───── Material supplied ─────
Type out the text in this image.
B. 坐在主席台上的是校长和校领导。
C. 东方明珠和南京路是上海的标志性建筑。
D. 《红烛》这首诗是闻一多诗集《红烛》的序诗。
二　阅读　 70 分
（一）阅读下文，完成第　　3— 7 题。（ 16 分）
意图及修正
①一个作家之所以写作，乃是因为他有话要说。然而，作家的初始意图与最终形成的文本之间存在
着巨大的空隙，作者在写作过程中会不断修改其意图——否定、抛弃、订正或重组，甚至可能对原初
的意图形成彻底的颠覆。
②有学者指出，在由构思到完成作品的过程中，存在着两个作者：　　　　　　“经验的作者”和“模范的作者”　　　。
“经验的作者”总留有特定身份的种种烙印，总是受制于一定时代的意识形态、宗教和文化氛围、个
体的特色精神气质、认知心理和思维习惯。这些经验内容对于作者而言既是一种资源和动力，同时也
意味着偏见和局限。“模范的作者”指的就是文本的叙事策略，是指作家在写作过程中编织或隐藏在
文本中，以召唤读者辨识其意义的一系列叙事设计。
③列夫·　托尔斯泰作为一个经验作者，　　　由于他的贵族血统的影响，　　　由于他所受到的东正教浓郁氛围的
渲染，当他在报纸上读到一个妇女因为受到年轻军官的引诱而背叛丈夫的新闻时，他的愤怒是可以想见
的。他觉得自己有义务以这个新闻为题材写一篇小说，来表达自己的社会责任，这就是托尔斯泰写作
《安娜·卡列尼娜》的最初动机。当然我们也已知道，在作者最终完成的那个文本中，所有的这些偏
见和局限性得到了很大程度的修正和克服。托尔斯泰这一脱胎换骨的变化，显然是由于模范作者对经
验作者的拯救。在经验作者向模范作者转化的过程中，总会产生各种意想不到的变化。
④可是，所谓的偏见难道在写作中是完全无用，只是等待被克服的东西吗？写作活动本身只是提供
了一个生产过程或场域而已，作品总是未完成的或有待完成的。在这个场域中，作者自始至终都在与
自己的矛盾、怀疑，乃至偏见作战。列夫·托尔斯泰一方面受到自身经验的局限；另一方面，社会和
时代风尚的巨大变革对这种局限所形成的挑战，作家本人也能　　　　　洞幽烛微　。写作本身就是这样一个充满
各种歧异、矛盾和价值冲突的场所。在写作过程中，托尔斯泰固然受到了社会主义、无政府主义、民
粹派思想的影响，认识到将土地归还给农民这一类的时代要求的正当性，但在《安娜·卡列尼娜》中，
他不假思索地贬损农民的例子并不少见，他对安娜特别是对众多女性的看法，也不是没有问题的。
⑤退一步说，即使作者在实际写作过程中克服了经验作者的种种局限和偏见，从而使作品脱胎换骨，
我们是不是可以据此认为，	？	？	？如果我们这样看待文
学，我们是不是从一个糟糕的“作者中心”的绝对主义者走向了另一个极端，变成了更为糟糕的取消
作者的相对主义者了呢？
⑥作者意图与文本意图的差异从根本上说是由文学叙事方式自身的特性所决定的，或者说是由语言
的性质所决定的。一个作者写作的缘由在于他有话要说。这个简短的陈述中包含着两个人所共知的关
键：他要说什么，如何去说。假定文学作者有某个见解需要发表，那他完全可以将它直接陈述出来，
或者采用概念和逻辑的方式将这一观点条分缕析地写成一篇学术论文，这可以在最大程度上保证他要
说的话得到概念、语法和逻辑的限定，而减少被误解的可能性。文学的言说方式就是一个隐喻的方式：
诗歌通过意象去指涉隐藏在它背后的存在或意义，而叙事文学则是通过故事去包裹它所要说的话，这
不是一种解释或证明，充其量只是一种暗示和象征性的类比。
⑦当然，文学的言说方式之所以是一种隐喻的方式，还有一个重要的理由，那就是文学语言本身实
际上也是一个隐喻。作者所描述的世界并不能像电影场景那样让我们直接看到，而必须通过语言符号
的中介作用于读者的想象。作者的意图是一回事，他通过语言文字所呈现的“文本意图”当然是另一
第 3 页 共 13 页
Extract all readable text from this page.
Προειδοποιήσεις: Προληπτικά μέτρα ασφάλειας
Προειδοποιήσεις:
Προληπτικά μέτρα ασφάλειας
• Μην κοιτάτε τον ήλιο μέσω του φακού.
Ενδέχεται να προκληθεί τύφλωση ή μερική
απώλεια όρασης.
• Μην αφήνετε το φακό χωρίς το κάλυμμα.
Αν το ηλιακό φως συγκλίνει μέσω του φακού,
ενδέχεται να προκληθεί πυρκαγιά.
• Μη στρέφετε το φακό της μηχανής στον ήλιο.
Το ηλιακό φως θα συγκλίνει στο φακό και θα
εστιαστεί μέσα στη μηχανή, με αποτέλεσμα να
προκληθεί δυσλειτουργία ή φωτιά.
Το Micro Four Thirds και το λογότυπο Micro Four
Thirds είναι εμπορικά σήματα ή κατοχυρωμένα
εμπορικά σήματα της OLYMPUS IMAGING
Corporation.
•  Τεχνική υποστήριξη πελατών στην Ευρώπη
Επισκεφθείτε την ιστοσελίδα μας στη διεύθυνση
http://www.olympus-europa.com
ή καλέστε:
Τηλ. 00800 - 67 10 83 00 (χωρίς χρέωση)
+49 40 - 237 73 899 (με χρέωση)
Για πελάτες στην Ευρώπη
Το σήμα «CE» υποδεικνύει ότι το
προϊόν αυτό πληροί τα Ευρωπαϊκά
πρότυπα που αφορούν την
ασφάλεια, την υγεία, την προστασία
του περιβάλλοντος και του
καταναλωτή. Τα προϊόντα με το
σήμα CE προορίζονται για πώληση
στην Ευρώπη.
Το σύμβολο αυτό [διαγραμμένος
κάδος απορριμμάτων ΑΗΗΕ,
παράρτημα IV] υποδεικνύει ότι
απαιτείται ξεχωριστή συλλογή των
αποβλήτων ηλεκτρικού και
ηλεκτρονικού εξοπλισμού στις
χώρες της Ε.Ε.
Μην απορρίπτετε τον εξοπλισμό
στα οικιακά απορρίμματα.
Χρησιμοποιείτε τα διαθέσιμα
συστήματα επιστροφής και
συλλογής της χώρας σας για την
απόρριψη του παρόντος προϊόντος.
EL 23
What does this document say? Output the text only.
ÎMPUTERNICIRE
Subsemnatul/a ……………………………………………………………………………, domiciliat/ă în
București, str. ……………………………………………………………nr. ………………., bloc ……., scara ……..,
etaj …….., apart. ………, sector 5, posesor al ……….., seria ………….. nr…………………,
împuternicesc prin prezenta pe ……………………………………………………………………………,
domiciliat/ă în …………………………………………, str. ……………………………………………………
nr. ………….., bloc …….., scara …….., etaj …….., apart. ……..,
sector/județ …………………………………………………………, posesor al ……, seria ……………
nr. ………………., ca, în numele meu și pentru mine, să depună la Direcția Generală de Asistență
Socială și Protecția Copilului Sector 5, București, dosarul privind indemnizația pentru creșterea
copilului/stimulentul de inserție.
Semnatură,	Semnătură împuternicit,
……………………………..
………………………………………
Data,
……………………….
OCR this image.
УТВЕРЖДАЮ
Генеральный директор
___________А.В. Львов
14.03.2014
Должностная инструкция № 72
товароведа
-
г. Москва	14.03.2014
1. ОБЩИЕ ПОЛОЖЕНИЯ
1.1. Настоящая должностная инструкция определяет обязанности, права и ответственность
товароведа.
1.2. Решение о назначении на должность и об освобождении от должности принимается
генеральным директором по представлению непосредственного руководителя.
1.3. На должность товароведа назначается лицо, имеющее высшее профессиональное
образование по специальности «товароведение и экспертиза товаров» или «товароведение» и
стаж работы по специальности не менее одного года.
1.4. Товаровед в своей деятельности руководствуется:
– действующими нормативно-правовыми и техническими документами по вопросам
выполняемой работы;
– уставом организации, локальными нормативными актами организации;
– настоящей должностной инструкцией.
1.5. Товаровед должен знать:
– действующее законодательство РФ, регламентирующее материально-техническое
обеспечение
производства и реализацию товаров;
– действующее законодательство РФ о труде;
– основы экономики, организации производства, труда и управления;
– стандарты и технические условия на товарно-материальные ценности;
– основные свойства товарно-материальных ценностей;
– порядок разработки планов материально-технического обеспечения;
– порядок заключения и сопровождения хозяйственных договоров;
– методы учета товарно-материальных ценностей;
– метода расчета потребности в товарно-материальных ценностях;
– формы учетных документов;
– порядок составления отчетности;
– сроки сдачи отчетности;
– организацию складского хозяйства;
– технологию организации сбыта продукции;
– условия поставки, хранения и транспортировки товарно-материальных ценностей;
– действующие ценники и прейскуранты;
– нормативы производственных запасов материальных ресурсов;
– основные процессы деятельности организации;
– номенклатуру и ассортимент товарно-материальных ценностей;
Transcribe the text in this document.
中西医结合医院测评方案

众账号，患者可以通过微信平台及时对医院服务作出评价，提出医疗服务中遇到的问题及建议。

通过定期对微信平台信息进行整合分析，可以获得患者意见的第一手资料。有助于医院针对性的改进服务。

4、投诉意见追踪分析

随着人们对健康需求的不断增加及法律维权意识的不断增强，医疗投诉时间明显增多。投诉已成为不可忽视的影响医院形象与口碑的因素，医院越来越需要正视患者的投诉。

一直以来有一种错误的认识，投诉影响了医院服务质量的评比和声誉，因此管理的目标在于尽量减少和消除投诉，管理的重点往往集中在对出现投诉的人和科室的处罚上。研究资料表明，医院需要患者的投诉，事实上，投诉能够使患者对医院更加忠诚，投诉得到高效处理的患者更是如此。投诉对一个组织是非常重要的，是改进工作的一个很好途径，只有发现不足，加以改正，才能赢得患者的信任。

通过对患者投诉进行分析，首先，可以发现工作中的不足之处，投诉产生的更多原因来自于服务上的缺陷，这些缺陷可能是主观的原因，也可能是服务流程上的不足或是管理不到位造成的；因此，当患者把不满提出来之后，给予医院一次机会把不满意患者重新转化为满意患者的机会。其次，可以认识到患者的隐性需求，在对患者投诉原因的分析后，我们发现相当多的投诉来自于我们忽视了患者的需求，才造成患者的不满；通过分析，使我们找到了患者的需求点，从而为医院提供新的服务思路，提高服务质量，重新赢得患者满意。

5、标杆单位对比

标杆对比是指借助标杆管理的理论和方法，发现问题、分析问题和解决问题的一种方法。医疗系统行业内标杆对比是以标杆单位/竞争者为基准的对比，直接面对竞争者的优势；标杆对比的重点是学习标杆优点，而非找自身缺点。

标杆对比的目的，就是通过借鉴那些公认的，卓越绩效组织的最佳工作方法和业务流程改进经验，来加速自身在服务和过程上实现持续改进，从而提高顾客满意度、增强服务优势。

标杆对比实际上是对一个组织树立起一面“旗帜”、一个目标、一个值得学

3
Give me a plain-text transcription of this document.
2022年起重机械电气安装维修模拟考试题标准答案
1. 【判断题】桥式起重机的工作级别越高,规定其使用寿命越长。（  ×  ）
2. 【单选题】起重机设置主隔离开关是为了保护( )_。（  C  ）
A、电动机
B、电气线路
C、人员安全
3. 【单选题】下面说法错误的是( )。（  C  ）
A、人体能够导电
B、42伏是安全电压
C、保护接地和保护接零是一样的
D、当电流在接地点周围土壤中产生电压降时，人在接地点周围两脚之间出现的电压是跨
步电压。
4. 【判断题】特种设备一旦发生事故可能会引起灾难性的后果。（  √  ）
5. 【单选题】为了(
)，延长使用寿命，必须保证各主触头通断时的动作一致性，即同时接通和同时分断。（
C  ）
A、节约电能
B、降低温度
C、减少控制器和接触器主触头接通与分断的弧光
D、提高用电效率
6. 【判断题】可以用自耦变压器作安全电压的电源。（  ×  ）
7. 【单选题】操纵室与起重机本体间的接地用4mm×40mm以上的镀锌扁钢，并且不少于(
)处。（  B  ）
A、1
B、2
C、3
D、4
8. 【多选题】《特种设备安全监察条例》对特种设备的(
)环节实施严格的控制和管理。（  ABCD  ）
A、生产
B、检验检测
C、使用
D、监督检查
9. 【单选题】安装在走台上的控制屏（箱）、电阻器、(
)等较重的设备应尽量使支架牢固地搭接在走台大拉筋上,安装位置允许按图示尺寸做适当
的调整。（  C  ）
─────
Determine how many lines contain the word "χωρίς" and reply with that number alone.

2